◆ **SET TASK**: Write out every row below line for line, without changing a character, and leave out the pictures.
----- RAW DATA
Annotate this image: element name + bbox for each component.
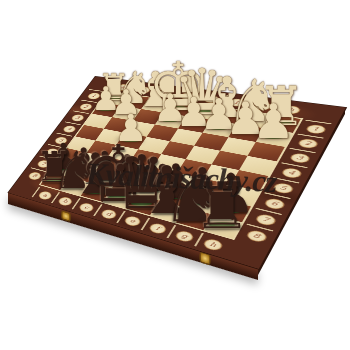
medallion-far-g: g — [253, 101, 274, 111]
medallion-left-8: 8 — [26, 171, 42, 181]
medallion-far-e: e — [202, 95, 221, 104]
medallion-right-8: 8 — [244, 229, 268, 244]
medallion-far-h: h — [281, 105, 303, 115]
medallion-left-5: 5 — [53, 136, 69, 145]
medallion-near-d: d — [100, 208, 119, 220]
medallion-far-d: d — [179, 91, 197, 100]
medallion-left-6: 6 — [44, 147, 60, 156]
medallion-far-c: c — [156, 89, 174, 97]
medallion-right-7: 7 — [254, 213, 278, 227]
medallion-far-a: a — [115, 83, 131, 91]
medallion-near-a: a — [37, 190, 54, 201]
scene: aa11bb22cc33dd44ee55ff66gg77hh88 ♜♞♝♚♛♝♞… — [0, 0, 350, 350]
medallion-near-b: b — [57, 196, 75, 207]
medallion-near-c: c — [77, 202, 95, 214]
medallion-far-f: f — [227, 98, 247, 107]
medallion-left-3: 3 — [70, 114, 86, 123]
medallion-right-4: 4 — [280, 167, 303, 179]
medallion-left-7: 7 — [35, 159, 51, 169]
medallion-near-h: h — [202, 237, 225, 252]
medallion-near-f: f — [148, 222, 169, 235]
medallion-right-3: 3 — [288, 152, 311, 164]
medallion-near-g: g — [174, 229, 196, 243]
medallion-near-e: e — [123, 215, 143, 228]
product-photo: aa11bb22cc33dd44ee55ff66gg77hh88 ♜♞♝♚♛♝♞… — [0, 0, 350, 350]
medallion-left-4: 4 — [61, 125, 77, 134]
medallion-left-1: 1 — [86, 92, 102, 100]
medallion-right-1: 1 — [304, 124, 327, 135]
medallion-right-2: 2 — [296, 138, 319, 149]
medallion-left-2: 2 — [78, 103, 94, 111]
medallion-far-b: b — [135, 86, 152, 94]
----------
◆ **COMPLETE OUTPUT**:
Annotate this image: element name + bbox for each component.
medallion-far-g: g — [253, 101, 274, 111]
medallion-left-8: 8 — [26, 171, 42, 181]
medallion-far-e: e — [202, 95, 221, 104]
medallion-right-8: 8 — [244, 229, 268, 244]
medallion-far-h: h — [281, 105, 303, 115]
medallion-left-5: 5 — [53, 136, 69, 145]
medallion-near-d: d — [100, 208, 119, 220]
medallion-far-d: d — [179, 91, 197, 100]
medallion-left-6: 6 — [44, 147, 60, 156]
medallion-far-c: c — [156, 89, 174, 97]
medallion-right-7: 7 — [254, 213, 278, 227]
medallion-far-a: a — [115, 83, 131, 91]
medallion-near-a: a — [37, 190, 54, 201]
scene: aa11bb22cc33dd44ee55ff66gg77hh88 ♜♞♝♚♛♝♞… — [0, 0, 350, 350]
medallion-near-b: b — [57, 196, 75, 207]
medallion-near-c: c — [77, 202, 95, 214]
medallion-far-f: f — [227, 98, 247, 107]
medallion-left-3: 3 — [70, 114, 86, 123]
medallion-right-4: 4 — [280, 167, 303, 179]
medallion-left-7: 7 — [35, 159, 51, 169]
medallion-near-h: h — [202, 237, 225, 252]
medallion-near-f: f — [148, 222, 169, 235]
medallion-right-3: 3 — [288, 152, 311, 164]
medallion-near-g: g — [174, 229, 196, 243]
medallion-near-e: e — [123, 215, 143, 228]
product-photo: aa11bb22cc33dd44ee55ff66gg77hh88 ♜♞♝♚♛♝♞… — [0, 0, 350, 350]
medallion-left-4: 4 — [61, 125, 77, 134]
medallion-left-1: 1 — [86, 92, 102, 100]
medallion-right-1: 1 — [304, 124, 327, 135]
medallion-right-2: 2 — [296, 138, 319, 149]
medallion-left-2: 2 — [78, 103, 94, 111]
medallion-far-b: b — [135, 86, 152, 94]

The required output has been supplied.